(Listings of elements and their boxes)

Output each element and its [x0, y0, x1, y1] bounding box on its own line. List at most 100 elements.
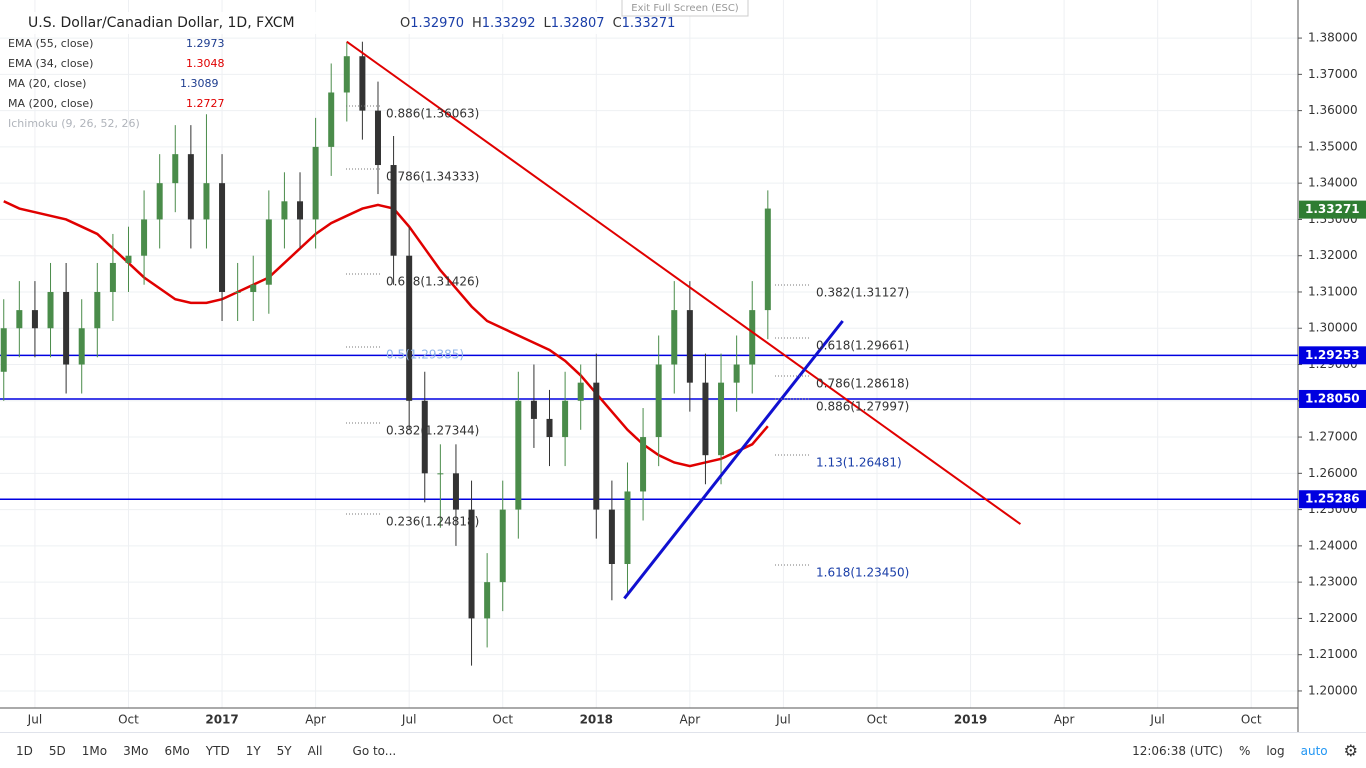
auto[interactable]: auto [1300, 743, 1328, 758]
level-tag [1299, 490, 1366, 509]
fib-label: 0.382(1.27344) [386, 424, 479, 438]
candle-body [94, 291, 101, 329]
candle-body [577, 382, 584, 401]
candle-body [733, 364, 740, 383]
candle-body [390, 165, 397, 256]
x-tick-label: Apr [1054, 713, 1075, 727]
y-tick-label: 1.30000 [1308, 321, 1358, 335]
exit-button-label: Exit Full Screen (ESC) [631, 3, 739, 14]
candle-body [343, 56, 350, 93]
candle-body [156, 183, 163, 220]
indicator-value: 1.2727 [186, 97, 225, 110]
period-button[interactable]: 5D [48, 743, 66, 758]
candle-body [406, 255, 413, 401]
ohlc-label: C [613, 16, 622, 31]
candle-body [624, 491, 631, 565]
candle-body [125, 255, 132, 263]
candle-body [187, 154, 194, 220]
indicator-name: EMA (34, close) [8, 57, 93, 70]
period-button[interactable]: 6Mo [164, 743, 190, 758]
y-tick-label: 1.31000 [1308, 284, 1358, 298]
candle-body [702, 382, 709, 456]
x-tick-label: Jul [1149, 713, 1164, 727]
ohlc: O1.32970 H1.33292 L1.32807 C1.33271 [400, 16, 675, 31]
candle-body [31, 310, 38, 329]
y-tick-label: 1.27000 [1308, 430, 1358, 444]
period-button[interactable]: 1Y [245, 743, 261, 758]
x-tick-label: Jul [401, 713, 416, 727]
indicator-name: MA (200, close) [8, 97, 93, 110]
x-tick-label: 2017 [205, 713, 238, 727]
candle-body [452, 473, 459, 510]
fib-label: 0.236(1.24818) [386, 515, 479, 529]
candle-body [749, 310, 756, 365]
candle-body [141, 219, 148, 256]
ohlc-label: O [400, 16, 410, 31]
x-tick-label: Jul [775, 713, 790, 727]
indicator-name: MA (20, close) [8, 77, 86, 90]
x-tick-label: Oct [492, 713, 513, 727]
trend-line [623, 320, 844, 600]
x-tick-label: Apr [679, 713, 700, 727]
ohlc-value: 1.32970 [410, 16, 464, 31]
candle-body [78, 328, 85, 365]
y-tick-label: 1.26000 [1308, 466, 1358, 480]
candle-body [374, 110, 381, 166]
indicator-name: Ichimoku (9, 26, 52, 26) [8, 117, 140, 130]
x-tick-label: Oct [867, 713, 888, 727]
indicator-value: 1.3089 [180, 77, 219, 90]
periods: 1D 5D 1Mo 3Mo 6Mo YTD 1Y 5Y All [0, 744, 331, 758]
period-button[interactable]: 5Y [276, 743, 292, 758]
candle-body [297, 201, 304, 220]
level-label: 1.29253 [1305, 348, 1360, 362]
candle-body [546, 418, 553, 438]
bottom-toolbar: 1D 5D 1Mo 3Mo 6Mo YTD 1Y 5Y All Go to... 12:06:3… [0, 732, 1366, 768]
candle-body [515, 400, 522, 510]
log[interactable]: log [1266, 743, 1285, 758]
x-tick-label: Oct [1241, 713, 1262, 727]
x-tick-label: Jul [27, 713, 42, 727]
candle-body [234, 291, 241, 293]
indicator-name: EMA (55, close) [8, 37, 93, 50]
level-tag [1299, 389, 1366, 408]
percent[interactable]: % [1238, 743, 1251, 758]
candle-body [593, 382, 600, 510]
y-tick-label: 1.38000 [1308, 31, 1358, 45]
last-price-tag [1299, 200, 1366, 219]
period-button[interactable]: YTD [205, 743, 230, 758]
header-bg [4, 12, 684, 34]
fib-label: 0.618(1.29661) [816, 339, 909, 353]
exit-button[interactable] [621, 0, 749, 17]
candle-body [671, 310, 678, 365]
candle-body [265, 219, 272, 285]
period-button[interactable]: 1Mo [81, 743, 108, 758]
candle-body [718, 382, 725, 456]
fib-label: 0.5(1.29385) [386, 348, 464, 362]
period-button[interactable]: 1D [16, 743, 33, 758]
candle-body [484, 582, 491, 619]
settings[interactable]: ⚙ [1343, 741, 1358, 760]
chart: 1.200001.210001.220001.230001.240001.250… [0, 0, 1366, 732]
period-button[interactable]: 3Mo [123, 743, 149, 758]
y-tick-label: 1.35000 [1308, 139, 1358, 153]
candle-body [686, 310, 693, 383]
period-button[interactable]: All [307, 743, 323, 758]
candle-body [640, 437, 647, 492]
candle-body [562, 400, 569, 438]
x-tick-label: Apr [305, 713, 326, 727]
candle-body [109, 262, 116, 292]
candle-body [203, 183, 210, 220]
y-tick-label: 1.32000 [1308, 248, 1358, 262]
indicator-value: 1.2973 [186, 37, 225, 50]
candle-body [281, 201, 288, 220]
level-tag [1299, 346, 1366, 365]
goto[interactable]: Go to... [352, 743, 397, 758]
ohlc-value: 1.33271 [622, 16, 676, 31]
fib-label: 0.382(1.31127) [816, 286, 909, 300]
fib-label: 0.886(1.27997) [816, 400, 909, 414]
last-price-label: 1.33271 [1305, 202, 1360, 216]
candle-body [63, 291, 70, 365]
ohlc-label: L [544, 16, 552, 31]
fib-label: 1.13(1.26481) [816, 456, 902, 470]
candle-body [608, 509, 615, 565]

> Task instructions
Which lines in the items above contain the string "last"? Copy out only those lines.

> Solved exercise
last-price-tag [1299, 200, 1366, 219]
last-price-label: 1.33271 [1305, 202, 1360, 216]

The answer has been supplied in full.